DO THIS
In the early-morning running tips below, rewrite the paragraph beginning "Before the run, deny yourself" as a brief bulleted list that keeps its main facts.

GIVEN PASSAGE
--

Set a really loud, obnoxious, battery-operated alarm clock for 15 minutes before the run to allow for time to dress and drink some water. Put the alarm clock far away from your bed. Once you've got up to turn the alarm off, do not get back into bed. If you lack discipline, set another clock somewhere else for five minutes after the first.
Find a super-motivated friend or neighbour who will run with you. In the first two weeks of this new routine, it's very important that this person be completely reliable. Arrange it so that they come to your house and knock until you get up and go.
Enlist your dog. The best kind of running buddy is a hyper, at least 1-year-old puppy. Check with your vet first to see if your dog's breed can handle running distances. If there's a wet nose in your armpit, chances are you will get up.
Before the run, deny yourself a cup of coffee or tea. This will be hard the first few days and the run will be more difficult, but soon your body will adapt. You will crave the endorphins your body releases on the run to wake up instead of the caffeine. Reward yourself with a great cup of coffee or tea afterward, or, if you don't drink caffeine, a smoothie or fresh squeezed juice. Keep the reward healthy, though.
Tips and warnings
- Don't get discouraged by the difficulty of the first week. If you can make it through, the next week will be easy.
- Layer your clothing so you can shed layers when your body heats up from exercise.
- Always wear proper running shoes to avoid injury.
- Wear reflective clothing if it's still dark when you begin.

--

DATA
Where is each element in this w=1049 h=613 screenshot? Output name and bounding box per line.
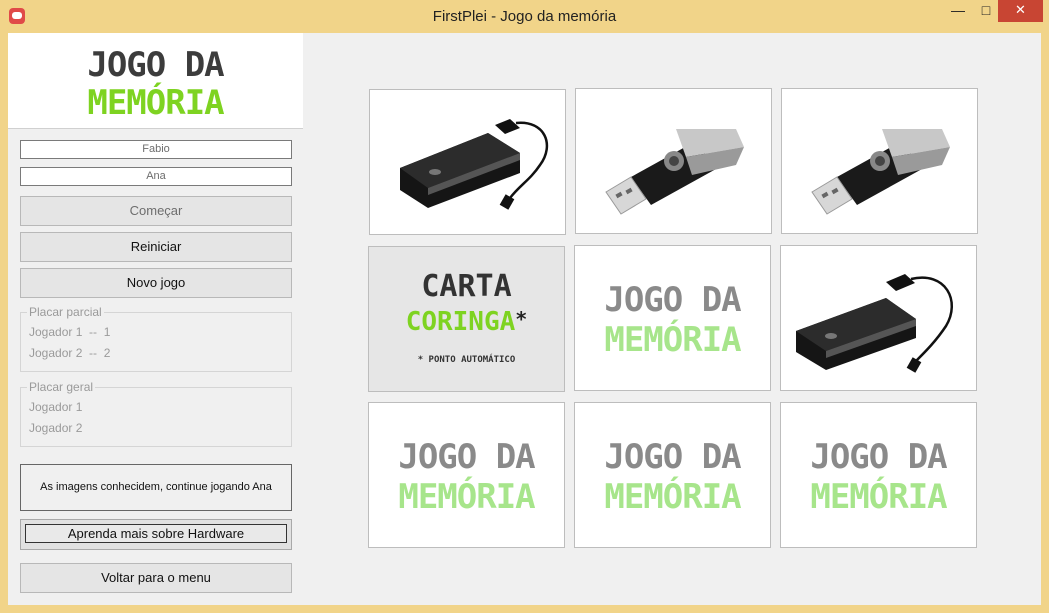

--

THE COMPLETED TASK
- Skip coffee or tea before the run.
- The first few days will be hard, and the run more difficult, but the body soon adapts.
- You will come to crave the endorphins released during the run, rather than caffeine, to wake up.
- Afterward, reward yourself with a great cup of coffee or tea. Non-caffeine drinkers can have a smoothie or fresh-squeezed juice.
- Keep the reward healthy.